[Entries taken from a collection]
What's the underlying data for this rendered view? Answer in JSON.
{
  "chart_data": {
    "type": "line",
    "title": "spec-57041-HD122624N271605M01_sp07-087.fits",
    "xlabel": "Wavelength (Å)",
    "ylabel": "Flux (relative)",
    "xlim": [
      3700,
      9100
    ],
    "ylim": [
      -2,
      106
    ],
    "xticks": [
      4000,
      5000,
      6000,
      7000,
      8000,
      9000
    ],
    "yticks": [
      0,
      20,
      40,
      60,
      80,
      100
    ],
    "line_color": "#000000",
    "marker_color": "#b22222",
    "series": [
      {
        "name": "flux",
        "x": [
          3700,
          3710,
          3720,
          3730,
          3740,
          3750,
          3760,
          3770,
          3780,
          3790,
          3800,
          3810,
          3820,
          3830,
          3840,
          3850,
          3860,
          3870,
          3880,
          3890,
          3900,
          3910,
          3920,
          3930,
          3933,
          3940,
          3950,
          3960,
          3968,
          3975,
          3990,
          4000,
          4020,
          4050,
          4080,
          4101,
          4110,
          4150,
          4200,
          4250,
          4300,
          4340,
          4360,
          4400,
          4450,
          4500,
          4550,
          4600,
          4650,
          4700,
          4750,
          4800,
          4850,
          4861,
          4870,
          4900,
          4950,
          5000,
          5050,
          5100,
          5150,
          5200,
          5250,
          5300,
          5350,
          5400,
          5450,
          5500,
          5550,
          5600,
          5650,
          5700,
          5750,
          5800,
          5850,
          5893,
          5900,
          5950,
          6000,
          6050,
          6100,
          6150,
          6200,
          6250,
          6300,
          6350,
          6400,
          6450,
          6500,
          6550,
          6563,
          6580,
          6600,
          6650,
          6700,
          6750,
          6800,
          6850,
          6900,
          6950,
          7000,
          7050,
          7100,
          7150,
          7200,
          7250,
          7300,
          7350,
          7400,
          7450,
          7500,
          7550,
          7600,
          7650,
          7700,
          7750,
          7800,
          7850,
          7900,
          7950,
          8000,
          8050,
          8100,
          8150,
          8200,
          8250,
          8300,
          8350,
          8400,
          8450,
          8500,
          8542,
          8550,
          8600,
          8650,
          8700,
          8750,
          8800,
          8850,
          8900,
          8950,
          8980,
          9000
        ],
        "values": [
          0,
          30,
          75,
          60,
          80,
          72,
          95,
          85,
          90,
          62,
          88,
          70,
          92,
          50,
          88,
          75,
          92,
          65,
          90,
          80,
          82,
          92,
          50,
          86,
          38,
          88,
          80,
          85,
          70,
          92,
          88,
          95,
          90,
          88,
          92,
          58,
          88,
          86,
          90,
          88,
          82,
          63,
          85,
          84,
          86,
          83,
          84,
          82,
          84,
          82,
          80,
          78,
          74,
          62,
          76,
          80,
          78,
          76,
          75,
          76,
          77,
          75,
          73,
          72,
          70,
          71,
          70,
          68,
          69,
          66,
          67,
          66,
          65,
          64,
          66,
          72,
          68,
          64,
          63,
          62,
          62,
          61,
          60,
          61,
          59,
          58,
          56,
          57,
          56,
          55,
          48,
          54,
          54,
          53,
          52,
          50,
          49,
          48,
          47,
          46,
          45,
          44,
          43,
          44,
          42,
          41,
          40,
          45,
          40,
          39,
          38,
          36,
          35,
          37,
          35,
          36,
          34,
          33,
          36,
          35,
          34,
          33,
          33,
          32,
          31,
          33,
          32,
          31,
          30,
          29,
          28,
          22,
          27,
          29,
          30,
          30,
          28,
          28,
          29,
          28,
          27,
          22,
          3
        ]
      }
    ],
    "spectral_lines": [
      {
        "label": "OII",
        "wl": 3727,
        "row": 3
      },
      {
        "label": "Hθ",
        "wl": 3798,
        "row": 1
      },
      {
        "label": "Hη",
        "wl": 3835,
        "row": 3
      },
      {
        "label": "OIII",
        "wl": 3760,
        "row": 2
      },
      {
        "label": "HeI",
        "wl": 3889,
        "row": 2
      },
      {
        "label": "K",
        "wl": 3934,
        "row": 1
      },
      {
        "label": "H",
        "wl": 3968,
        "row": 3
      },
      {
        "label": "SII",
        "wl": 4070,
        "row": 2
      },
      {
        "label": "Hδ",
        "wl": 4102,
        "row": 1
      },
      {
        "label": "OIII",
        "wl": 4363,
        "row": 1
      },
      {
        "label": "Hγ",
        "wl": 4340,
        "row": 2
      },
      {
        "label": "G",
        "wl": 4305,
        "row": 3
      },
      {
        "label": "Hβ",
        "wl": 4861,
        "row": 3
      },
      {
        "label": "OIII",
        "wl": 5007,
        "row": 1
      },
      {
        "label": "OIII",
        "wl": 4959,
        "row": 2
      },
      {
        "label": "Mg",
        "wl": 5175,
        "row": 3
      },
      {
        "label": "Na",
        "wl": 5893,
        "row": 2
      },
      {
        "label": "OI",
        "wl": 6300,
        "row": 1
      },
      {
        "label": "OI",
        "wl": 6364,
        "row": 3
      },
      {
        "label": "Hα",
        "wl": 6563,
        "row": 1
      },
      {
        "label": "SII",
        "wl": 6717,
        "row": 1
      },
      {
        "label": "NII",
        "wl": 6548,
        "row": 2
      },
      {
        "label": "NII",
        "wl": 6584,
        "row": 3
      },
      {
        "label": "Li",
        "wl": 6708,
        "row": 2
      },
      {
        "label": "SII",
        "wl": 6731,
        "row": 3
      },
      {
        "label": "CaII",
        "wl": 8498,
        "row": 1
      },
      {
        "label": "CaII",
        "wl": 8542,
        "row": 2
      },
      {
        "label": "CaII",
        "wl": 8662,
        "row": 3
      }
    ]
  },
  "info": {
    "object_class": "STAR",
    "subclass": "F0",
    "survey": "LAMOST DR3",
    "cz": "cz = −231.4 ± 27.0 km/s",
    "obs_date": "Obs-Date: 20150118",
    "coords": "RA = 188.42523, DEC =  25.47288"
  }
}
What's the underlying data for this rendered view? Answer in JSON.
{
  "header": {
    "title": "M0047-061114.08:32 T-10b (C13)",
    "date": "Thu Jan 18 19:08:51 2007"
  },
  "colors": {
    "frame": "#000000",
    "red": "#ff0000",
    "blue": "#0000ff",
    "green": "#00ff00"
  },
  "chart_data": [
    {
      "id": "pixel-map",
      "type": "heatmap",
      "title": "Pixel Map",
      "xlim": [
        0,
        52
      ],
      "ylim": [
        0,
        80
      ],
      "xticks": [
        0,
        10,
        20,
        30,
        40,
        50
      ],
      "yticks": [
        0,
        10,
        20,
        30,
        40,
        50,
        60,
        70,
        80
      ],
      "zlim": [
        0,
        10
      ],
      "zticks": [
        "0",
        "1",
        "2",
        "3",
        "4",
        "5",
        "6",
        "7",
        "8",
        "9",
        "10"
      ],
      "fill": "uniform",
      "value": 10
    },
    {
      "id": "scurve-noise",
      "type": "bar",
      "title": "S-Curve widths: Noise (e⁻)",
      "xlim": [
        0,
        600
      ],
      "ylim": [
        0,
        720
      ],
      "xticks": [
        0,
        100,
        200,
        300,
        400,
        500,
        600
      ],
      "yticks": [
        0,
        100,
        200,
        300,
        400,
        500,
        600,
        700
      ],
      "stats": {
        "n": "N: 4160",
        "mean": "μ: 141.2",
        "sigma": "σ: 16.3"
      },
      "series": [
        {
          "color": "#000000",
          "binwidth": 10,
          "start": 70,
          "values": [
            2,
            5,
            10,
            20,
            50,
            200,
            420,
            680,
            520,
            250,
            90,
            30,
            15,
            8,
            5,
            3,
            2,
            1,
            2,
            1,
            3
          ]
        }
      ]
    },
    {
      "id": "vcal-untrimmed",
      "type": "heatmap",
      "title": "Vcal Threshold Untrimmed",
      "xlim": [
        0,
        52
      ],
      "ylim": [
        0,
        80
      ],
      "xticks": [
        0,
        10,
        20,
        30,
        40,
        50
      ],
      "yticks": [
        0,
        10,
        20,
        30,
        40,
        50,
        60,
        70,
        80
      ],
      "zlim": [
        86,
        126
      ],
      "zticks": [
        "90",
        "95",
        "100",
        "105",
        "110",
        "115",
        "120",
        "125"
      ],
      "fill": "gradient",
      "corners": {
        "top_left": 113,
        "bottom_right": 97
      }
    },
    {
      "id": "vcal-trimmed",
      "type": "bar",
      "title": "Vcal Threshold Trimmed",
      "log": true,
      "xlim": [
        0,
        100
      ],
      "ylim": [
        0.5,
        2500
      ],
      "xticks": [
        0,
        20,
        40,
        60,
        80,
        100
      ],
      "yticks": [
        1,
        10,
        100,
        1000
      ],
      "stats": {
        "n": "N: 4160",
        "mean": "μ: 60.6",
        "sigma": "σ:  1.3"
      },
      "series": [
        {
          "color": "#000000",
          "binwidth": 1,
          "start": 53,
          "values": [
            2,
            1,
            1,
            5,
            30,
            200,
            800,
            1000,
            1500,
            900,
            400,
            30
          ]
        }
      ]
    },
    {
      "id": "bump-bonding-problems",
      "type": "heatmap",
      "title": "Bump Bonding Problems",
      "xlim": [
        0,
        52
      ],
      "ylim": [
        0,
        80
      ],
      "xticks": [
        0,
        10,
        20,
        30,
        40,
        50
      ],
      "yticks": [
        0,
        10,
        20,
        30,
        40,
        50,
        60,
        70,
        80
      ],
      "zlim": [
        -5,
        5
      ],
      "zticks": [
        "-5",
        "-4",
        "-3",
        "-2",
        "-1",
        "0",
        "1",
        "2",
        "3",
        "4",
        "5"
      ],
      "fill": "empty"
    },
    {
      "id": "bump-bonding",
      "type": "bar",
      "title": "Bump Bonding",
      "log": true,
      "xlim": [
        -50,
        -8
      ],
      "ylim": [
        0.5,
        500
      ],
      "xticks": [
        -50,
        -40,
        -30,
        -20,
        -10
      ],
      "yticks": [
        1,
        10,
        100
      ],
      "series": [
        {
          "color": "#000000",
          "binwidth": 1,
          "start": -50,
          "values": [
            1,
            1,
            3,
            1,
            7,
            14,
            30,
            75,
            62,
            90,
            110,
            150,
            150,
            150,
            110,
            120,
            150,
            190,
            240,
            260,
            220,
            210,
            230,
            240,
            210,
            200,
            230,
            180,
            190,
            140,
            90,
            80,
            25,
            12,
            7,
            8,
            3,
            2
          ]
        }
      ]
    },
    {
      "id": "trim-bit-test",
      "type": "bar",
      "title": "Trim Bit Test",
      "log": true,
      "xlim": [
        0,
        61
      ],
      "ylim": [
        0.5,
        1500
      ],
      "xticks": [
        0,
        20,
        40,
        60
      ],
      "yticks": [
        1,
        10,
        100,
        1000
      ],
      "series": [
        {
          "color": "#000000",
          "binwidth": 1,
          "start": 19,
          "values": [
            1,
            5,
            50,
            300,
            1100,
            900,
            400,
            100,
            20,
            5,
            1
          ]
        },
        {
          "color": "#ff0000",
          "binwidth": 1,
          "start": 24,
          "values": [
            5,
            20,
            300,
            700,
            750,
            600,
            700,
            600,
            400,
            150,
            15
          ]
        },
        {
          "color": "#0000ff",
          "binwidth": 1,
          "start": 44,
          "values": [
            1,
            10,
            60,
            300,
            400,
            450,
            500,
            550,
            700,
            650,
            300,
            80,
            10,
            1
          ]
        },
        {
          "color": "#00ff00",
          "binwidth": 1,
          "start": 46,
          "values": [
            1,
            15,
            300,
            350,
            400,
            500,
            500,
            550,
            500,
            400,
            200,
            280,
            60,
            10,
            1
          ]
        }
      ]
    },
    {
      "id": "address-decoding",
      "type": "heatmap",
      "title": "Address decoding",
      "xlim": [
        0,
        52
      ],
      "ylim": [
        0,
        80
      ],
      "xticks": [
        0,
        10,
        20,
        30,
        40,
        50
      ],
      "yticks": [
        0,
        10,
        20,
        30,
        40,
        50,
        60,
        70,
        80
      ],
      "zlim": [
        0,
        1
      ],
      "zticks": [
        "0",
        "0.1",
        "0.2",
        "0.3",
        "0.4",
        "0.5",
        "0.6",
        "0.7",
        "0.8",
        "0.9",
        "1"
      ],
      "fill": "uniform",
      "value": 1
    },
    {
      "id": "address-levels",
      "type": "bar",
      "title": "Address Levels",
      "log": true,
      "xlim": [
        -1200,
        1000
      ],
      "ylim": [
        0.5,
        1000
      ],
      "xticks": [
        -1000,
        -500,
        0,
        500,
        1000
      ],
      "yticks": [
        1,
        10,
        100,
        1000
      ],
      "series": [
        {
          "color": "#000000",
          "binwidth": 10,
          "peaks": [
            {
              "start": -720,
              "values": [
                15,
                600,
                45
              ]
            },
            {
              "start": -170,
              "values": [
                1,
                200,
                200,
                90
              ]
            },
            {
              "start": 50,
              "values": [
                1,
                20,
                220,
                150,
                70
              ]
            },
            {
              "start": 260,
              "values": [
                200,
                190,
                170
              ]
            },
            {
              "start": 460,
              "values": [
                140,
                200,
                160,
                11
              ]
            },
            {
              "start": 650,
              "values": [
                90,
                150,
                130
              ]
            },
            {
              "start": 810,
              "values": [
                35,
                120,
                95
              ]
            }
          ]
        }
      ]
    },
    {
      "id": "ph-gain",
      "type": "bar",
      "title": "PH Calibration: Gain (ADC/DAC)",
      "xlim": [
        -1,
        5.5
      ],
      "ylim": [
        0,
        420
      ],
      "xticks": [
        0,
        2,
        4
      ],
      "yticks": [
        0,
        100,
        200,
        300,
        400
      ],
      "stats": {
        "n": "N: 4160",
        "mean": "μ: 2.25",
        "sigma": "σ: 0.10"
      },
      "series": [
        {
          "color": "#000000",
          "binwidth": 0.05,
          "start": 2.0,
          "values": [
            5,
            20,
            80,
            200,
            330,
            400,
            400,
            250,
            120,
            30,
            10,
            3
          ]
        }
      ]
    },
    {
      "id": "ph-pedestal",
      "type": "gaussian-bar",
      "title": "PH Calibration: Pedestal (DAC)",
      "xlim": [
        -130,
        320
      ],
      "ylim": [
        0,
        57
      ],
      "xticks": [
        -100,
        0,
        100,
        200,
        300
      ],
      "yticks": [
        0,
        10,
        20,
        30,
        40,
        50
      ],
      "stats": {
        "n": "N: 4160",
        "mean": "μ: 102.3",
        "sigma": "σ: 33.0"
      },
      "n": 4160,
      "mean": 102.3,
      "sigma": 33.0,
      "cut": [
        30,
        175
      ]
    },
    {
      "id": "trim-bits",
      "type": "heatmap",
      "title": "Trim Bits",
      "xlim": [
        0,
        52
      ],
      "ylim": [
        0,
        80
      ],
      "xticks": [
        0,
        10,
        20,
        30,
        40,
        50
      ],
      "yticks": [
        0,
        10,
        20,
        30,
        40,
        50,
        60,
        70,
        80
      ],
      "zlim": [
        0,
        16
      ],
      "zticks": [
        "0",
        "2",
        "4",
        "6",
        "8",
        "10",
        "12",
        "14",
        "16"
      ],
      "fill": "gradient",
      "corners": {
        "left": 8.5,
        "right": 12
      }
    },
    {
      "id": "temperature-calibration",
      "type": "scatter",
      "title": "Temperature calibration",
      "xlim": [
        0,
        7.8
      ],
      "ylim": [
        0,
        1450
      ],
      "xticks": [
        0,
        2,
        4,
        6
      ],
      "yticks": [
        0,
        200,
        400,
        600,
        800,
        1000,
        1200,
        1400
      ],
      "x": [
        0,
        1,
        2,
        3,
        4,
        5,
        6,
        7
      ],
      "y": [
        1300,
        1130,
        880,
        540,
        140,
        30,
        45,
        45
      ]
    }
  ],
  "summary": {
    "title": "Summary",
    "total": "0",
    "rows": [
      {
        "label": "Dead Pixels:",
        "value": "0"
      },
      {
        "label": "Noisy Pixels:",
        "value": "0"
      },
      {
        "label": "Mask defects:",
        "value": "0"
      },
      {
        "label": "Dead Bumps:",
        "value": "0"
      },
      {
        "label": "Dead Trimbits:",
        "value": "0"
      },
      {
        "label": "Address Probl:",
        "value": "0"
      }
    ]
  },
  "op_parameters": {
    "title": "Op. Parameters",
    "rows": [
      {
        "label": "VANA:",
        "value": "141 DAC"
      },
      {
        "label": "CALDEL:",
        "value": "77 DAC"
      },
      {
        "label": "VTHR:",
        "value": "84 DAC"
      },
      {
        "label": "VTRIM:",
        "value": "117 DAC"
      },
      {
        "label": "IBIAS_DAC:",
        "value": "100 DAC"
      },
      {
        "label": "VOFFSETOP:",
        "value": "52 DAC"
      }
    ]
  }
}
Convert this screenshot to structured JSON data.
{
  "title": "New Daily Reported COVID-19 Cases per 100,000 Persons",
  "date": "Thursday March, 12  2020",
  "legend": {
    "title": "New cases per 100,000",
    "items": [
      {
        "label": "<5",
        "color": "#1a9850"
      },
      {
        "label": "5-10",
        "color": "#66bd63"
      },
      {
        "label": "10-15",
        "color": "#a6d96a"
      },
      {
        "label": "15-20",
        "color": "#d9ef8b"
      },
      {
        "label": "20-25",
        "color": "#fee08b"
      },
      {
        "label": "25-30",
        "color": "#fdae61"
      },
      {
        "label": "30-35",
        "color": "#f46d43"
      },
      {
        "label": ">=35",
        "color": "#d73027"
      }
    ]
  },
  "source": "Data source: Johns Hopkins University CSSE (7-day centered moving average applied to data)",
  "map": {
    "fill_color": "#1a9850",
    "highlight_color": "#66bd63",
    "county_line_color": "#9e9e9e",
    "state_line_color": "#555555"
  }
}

▶ Aim:
Look through the material above and pick out each line holding the word "Dead".

▶ Solution to this problem:
        "label": "Dead Pixels:",
        "label": "Dead Bumps:",
        "label": "Dead Trimbits:",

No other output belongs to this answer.